DATA EXCERPTS.
__________________________________________________

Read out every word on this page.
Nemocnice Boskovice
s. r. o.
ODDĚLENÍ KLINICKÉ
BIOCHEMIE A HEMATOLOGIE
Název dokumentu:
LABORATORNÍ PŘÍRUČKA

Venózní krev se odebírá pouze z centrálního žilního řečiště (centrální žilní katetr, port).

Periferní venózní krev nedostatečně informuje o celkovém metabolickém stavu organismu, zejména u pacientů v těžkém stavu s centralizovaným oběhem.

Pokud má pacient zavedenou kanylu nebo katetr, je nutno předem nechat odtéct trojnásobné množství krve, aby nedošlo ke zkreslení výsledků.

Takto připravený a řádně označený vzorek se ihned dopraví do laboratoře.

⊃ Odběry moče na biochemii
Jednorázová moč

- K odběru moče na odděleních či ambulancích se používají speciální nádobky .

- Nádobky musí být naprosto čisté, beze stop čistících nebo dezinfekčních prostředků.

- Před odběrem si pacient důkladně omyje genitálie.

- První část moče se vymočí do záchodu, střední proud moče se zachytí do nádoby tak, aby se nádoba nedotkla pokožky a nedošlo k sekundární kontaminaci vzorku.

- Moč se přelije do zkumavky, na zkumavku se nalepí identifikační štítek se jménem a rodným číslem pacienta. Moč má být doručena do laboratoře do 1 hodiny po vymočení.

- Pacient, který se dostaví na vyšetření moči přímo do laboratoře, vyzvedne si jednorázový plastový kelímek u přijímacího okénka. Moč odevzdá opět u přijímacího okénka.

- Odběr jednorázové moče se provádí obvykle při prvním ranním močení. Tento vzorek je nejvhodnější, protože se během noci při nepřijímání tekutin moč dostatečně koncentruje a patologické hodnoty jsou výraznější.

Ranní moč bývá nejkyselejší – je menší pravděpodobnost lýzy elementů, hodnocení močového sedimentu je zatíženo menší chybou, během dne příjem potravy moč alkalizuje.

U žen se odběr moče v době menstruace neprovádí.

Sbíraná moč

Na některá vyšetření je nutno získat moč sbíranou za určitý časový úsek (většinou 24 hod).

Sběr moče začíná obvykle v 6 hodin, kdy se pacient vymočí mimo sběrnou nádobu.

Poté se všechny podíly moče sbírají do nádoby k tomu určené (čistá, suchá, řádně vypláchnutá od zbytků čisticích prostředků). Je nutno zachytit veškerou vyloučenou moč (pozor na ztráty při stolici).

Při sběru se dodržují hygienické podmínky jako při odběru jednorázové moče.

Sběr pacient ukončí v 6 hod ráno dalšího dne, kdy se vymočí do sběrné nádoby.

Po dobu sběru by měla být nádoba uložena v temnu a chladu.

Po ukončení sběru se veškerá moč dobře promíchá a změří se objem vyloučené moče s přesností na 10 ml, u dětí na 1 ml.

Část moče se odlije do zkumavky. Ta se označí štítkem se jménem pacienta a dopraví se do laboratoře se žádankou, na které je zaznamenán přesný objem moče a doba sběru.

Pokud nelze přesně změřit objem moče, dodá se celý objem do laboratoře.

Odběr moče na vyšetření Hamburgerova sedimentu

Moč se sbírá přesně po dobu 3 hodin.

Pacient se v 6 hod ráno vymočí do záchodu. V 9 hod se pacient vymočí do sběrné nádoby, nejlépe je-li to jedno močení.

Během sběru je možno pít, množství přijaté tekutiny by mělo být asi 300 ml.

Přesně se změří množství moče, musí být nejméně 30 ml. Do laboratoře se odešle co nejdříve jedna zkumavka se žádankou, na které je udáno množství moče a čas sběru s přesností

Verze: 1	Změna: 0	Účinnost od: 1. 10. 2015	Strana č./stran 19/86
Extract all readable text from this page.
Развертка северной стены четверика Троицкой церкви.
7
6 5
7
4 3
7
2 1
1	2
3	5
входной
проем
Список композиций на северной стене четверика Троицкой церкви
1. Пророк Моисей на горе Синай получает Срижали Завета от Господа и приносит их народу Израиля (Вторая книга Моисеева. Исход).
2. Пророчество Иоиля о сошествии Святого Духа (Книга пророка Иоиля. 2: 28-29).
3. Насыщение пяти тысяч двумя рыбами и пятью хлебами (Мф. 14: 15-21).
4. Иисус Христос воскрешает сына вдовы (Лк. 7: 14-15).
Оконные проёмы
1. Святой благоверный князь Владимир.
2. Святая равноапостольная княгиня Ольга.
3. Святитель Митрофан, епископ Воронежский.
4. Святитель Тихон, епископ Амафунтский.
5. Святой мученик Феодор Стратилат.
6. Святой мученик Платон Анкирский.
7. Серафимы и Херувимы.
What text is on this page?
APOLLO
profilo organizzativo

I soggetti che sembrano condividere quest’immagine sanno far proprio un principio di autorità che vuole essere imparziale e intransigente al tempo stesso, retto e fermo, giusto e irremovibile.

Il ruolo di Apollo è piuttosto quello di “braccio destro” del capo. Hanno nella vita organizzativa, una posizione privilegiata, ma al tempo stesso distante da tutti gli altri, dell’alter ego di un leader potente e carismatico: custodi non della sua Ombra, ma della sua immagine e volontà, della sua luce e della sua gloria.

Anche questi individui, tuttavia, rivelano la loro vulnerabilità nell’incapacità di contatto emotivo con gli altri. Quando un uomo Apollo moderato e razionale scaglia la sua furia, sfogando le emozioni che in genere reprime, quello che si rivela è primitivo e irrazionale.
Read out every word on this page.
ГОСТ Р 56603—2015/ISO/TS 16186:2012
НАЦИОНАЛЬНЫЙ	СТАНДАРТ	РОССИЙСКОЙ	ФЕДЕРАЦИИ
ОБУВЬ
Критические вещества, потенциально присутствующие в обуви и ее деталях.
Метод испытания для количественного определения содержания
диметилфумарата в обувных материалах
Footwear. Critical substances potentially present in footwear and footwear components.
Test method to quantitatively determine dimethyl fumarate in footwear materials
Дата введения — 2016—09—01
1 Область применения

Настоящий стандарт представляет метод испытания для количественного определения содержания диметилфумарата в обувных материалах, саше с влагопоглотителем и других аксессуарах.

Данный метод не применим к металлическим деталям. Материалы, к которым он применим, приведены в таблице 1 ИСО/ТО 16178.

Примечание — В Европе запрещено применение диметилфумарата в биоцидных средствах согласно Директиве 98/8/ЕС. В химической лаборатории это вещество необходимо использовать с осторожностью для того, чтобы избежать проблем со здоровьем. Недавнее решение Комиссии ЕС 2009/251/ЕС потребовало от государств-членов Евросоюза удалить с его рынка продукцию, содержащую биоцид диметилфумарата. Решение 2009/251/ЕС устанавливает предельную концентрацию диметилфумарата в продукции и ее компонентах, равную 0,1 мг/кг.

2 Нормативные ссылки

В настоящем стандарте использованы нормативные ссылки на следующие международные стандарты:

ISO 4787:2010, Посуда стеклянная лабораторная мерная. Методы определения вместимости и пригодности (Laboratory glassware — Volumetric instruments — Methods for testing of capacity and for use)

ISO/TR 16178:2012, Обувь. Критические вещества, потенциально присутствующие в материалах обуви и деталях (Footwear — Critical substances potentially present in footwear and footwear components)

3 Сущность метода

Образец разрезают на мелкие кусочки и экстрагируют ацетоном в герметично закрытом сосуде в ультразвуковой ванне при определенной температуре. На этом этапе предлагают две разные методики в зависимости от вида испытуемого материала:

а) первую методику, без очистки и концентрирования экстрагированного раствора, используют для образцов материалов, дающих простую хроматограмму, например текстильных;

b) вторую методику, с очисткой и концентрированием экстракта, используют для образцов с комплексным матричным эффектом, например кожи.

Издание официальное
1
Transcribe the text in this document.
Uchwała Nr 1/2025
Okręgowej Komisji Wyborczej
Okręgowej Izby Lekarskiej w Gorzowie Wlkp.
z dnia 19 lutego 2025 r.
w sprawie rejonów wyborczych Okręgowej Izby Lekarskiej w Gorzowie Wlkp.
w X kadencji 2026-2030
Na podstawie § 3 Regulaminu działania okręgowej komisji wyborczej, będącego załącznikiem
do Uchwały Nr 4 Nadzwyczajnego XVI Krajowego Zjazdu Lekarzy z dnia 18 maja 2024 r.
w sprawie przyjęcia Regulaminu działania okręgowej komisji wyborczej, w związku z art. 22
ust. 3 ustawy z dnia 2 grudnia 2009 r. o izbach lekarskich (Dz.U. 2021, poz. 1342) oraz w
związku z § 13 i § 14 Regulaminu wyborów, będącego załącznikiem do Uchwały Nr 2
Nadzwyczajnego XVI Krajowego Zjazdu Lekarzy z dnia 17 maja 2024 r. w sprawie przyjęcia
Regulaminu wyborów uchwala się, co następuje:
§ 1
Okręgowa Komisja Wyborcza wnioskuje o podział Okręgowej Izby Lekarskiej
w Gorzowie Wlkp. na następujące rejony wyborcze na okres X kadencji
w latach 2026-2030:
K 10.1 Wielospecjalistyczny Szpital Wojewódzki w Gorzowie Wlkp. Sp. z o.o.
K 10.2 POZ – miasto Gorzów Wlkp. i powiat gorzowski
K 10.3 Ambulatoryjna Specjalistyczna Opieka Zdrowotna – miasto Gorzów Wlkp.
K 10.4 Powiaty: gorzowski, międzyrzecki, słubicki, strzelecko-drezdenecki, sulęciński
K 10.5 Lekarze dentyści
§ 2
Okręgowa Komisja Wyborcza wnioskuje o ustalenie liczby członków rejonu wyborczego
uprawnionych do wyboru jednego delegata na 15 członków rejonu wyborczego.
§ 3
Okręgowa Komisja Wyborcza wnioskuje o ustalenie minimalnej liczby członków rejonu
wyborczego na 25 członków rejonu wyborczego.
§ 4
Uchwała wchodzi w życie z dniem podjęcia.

__________________________________________________

TASK INSTRUCTIONS. How many of the lines in the listing above hold the word "материалах"? Report only that figure.

EXPECTED OUTPUT. 3